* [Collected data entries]
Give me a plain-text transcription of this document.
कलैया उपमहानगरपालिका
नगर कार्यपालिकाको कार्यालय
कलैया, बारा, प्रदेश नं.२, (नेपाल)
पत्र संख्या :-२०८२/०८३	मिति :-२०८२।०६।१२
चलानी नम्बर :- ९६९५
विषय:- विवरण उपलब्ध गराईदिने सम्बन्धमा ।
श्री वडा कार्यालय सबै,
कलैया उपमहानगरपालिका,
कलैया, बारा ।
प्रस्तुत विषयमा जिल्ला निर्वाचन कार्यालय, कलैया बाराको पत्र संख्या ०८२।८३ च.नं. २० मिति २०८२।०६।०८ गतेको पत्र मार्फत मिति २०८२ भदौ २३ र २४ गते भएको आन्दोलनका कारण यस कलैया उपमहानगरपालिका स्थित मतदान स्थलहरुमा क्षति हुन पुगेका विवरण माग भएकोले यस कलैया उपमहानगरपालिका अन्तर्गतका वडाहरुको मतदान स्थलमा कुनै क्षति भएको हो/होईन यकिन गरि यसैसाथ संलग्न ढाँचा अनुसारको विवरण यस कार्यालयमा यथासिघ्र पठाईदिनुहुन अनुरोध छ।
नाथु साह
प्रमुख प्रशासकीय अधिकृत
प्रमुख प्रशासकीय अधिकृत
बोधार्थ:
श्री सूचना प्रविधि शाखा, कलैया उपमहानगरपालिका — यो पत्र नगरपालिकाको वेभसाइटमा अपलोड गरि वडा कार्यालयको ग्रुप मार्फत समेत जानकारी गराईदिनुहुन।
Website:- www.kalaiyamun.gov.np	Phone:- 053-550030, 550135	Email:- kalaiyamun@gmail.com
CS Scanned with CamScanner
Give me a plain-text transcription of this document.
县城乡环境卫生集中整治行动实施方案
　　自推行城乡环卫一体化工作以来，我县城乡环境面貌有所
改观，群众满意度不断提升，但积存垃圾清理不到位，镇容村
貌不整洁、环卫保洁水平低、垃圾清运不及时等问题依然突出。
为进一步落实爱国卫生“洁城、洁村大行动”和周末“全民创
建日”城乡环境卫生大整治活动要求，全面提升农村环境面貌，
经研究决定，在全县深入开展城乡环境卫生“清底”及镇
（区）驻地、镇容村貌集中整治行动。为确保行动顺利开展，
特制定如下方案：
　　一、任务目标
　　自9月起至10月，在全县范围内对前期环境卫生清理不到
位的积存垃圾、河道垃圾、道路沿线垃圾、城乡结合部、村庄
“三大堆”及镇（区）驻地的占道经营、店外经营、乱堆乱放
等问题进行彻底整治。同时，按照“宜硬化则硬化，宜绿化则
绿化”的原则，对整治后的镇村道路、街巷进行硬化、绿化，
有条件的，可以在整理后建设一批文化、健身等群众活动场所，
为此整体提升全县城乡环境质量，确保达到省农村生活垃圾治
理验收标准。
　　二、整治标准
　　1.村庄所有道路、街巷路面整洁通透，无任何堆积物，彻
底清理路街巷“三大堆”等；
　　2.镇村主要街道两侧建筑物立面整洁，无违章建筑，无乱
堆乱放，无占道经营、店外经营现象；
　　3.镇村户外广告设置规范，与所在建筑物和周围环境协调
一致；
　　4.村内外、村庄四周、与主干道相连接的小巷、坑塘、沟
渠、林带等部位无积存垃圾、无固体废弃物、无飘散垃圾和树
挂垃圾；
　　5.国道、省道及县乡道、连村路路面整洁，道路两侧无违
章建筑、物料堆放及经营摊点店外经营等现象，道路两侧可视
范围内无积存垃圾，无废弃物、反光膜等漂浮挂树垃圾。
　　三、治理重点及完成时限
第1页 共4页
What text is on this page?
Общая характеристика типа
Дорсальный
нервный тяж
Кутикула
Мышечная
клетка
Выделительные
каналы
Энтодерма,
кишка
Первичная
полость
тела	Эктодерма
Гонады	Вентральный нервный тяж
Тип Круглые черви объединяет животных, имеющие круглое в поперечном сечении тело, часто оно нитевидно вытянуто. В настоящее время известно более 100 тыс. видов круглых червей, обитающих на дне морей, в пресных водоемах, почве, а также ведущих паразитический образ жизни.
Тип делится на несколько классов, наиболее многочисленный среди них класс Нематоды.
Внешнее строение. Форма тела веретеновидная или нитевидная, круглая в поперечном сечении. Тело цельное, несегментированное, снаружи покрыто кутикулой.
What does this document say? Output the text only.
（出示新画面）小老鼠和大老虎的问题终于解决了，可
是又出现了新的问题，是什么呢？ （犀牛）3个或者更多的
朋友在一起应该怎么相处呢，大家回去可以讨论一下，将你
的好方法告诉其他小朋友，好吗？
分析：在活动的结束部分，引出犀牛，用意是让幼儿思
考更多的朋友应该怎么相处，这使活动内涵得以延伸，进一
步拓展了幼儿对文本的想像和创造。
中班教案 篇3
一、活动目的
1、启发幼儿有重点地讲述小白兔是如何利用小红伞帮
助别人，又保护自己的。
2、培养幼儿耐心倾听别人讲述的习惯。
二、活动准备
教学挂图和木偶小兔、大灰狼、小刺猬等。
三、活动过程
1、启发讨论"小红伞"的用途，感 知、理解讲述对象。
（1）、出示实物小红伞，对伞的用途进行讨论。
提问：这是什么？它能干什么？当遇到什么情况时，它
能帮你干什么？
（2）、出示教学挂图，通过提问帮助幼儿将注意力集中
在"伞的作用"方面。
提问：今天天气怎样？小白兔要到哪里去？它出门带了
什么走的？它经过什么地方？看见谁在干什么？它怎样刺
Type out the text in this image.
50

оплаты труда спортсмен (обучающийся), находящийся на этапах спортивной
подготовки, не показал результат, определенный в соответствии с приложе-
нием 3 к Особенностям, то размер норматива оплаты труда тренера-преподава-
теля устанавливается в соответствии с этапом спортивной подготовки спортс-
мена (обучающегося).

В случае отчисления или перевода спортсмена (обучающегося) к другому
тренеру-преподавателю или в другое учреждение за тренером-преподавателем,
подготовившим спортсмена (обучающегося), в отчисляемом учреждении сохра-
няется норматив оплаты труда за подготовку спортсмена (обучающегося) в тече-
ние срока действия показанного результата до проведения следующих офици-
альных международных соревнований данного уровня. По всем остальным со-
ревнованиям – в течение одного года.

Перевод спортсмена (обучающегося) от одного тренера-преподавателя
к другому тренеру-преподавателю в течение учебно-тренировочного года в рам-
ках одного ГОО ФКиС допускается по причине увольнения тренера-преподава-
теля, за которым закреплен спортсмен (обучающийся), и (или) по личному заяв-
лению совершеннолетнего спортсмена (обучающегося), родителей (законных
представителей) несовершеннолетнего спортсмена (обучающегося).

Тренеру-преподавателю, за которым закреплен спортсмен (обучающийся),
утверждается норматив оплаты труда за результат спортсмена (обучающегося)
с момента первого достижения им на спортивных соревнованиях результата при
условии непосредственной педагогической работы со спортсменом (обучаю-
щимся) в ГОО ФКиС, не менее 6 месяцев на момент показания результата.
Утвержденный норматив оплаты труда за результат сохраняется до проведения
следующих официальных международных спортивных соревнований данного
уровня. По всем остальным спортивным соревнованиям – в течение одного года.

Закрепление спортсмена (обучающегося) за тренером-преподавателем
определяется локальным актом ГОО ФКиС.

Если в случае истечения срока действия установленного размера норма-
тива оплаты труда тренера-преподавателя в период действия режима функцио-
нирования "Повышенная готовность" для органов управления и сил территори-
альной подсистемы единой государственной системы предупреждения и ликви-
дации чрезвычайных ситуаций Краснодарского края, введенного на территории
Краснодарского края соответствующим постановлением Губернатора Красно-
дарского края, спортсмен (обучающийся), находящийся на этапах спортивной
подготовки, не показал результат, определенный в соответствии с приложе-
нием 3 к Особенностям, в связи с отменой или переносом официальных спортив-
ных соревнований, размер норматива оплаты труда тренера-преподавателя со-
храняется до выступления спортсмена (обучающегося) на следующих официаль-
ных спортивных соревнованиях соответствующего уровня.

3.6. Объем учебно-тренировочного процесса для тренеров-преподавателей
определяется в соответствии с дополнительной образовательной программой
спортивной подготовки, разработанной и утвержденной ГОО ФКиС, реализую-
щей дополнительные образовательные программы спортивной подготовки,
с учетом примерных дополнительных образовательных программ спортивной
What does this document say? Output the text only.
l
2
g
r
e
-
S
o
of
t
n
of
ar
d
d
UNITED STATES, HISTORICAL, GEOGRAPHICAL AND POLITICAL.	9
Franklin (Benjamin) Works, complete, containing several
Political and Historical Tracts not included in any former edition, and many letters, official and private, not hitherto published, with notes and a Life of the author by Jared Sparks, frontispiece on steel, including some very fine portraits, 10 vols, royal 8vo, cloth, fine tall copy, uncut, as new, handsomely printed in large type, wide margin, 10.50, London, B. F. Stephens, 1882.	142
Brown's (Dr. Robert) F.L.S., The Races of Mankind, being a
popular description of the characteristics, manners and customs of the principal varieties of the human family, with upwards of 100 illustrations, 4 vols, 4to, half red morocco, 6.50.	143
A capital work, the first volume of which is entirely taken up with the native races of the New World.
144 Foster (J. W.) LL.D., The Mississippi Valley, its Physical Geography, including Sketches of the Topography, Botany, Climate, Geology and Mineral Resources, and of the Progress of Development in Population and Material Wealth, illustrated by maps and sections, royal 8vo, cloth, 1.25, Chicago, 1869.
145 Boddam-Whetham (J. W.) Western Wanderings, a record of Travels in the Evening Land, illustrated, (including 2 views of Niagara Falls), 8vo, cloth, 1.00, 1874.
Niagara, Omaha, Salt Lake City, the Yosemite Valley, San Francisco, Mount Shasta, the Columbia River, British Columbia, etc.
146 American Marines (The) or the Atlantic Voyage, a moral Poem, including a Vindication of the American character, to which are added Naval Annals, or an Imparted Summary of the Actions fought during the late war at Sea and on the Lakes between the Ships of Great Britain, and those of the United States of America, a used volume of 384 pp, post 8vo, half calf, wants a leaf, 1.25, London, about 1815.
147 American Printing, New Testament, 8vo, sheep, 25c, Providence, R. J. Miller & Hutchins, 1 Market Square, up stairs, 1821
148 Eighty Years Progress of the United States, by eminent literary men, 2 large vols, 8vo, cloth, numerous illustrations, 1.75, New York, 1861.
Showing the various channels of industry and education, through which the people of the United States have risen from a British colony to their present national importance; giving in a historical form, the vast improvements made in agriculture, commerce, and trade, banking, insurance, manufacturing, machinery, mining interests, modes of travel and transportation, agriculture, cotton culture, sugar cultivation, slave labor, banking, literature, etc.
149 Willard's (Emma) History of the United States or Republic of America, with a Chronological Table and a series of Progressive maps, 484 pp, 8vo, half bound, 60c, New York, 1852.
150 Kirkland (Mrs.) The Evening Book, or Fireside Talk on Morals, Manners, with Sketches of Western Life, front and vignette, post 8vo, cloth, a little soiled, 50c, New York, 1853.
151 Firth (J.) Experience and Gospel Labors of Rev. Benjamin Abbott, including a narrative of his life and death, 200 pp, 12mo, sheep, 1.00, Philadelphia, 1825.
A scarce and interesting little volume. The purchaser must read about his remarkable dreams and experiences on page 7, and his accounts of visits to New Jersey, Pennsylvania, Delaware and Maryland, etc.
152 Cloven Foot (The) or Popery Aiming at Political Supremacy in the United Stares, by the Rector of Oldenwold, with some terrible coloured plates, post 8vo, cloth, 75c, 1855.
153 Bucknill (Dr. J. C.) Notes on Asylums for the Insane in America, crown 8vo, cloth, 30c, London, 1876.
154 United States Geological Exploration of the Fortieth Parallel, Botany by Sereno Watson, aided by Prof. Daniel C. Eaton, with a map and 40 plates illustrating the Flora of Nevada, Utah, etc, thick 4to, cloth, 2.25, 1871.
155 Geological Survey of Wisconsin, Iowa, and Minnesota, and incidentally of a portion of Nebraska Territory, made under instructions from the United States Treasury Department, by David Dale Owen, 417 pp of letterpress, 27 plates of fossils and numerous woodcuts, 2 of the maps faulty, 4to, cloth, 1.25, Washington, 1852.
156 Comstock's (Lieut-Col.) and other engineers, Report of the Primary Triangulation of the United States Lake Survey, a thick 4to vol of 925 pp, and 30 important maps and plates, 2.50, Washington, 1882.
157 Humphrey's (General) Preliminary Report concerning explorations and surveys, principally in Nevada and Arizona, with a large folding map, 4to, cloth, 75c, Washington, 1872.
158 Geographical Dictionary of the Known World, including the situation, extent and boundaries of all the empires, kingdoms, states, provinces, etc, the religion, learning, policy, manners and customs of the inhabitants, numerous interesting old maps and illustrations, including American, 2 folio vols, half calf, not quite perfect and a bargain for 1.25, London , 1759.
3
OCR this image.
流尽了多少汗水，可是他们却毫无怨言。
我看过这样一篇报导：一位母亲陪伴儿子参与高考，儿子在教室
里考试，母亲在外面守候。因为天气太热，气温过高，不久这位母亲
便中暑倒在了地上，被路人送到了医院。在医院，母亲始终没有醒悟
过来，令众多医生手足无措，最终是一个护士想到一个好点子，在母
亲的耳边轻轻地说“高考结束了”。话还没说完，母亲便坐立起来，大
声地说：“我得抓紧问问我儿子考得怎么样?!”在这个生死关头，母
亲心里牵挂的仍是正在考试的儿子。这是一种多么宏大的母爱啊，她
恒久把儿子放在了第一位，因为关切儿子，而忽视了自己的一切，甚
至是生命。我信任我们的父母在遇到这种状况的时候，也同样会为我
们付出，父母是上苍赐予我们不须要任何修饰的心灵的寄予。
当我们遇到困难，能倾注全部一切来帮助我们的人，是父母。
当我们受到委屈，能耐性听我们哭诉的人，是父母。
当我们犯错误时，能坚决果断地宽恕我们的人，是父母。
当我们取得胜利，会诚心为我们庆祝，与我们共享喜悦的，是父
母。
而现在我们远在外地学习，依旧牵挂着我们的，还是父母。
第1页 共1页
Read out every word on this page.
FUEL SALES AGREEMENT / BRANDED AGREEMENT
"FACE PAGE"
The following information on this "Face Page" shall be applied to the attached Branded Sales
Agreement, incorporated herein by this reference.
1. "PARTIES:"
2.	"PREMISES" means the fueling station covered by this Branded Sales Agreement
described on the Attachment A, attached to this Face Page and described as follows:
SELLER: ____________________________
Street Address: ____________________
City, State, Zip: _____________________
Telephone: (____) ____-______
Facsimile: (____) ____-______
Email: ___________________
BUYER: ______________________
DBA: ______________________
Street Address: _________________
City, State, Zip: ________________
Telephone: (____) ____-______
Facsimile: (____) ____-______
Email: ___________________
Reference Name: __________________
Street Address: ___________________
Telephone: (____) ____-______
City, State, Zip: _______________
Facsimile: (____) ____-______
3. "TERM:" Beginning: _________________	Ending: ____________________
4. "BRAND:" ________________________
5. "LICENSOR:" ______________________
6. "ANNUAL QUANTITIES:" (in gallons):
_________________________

* [Stated exercise] Locate and copy each line in the data above that includes the word "тела".

* [Output for this task]
тела	Эктодерма
Внешнее строение. Форма тела веретеновидная или нитевидная, круглая в поперечном сечении. Тело цельное, несегментированное, снаружи покрыто кутикулой.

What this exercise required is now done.